━━━ Data supplied
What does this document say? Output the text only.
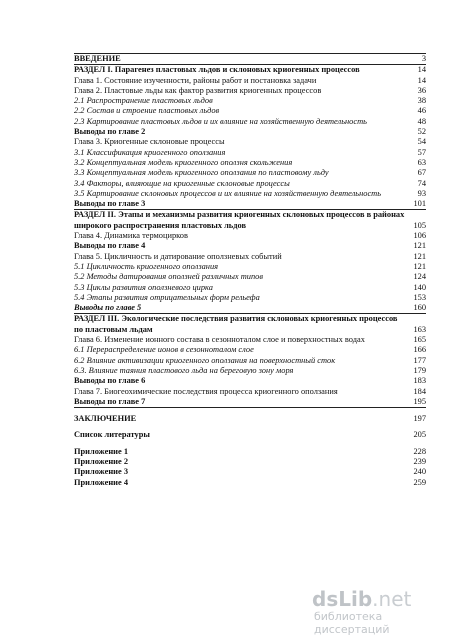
ВВЕДЕНИЕ	3

РАЗДЕЛ I. Парагенез пластовых льдов и склоновых криогенных процессов	14

Глава 1. Состояние изученности, районы работ и постановка задачи	14

Глава 2. Пластовые льды как фактор развития криогенных процессов	36

2.1 Распространение пластовых льдов	38

2.2 Состав и строение пластовых льдов	46

2.3 Картирование пластовых льдов и их влияние на хозяйственную деятельность	48

Выводы по главе 2	52

Глава 3. Криогенные склоновые процессы	54

3.1 Классификация криогенного оползания	57

3.2 Концептуальная модель криогенного оползня скольжения	63

3.3 Концептуальная модель криогенного оползания по пластовому льду	67

3.4 Факторы, влияющие на криогенные склоновые процессы	74

3.5 Картирование склоновых процессов и их влияние на хозяйственную деятельность	93

Выводы по главе 3	101

РАЗДЕЛ II. Этапы и механизмы развития криогенных склоновых процессов в районах широкого распространения пластовых льдов	105

Глава 4. Динамика термоцирков	106

Выводы по главе 4	121

Глава 5. Цикличность и датирование оползневых событий	121

5.1 Цикличность криогенного оползания	121

5.2 Методы датирования оползней различных типов	124

5.3 Циклы развития оползневого цирка	140

5.4 Этапы развития отрицательных форм рельефа	153

Выводы по главе 5	160

РАЗДЕЛ III. Экологические последствия развития склоновых криогенных процессов по пластовым льдам	163

Глава 6. Изменение ионного состава в сезонноталом слое и поверхностных водах	165

6.1 Перераспределение ионов в сезонноталом слое	166

6.2 Влияние активизации криогенного оползания на поверхностный сток	177

6.3. Влияние таяния пластового льда на береговую зону моря	179

Выводы по главе 6	183

Глава 7. Биогеохимические последствия процесса криогенного оползания	184

Выводы по главе 7	195

ЗАКЛЮЧЕНИЕ	197

Список литературы	205

Приложение 1	228

Приложение 2	239

Приложение 3	240

Приложение 4	259
dsLib.net
библиотека диссертаций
━━━━━━
## What you should do:
Extract every line above containing the word "процессы".

## Expected answer:
Глава 3. Криогенные склоновые процессы	54
3.4 Факторы, влияющие на криогенные склоновые процессы	74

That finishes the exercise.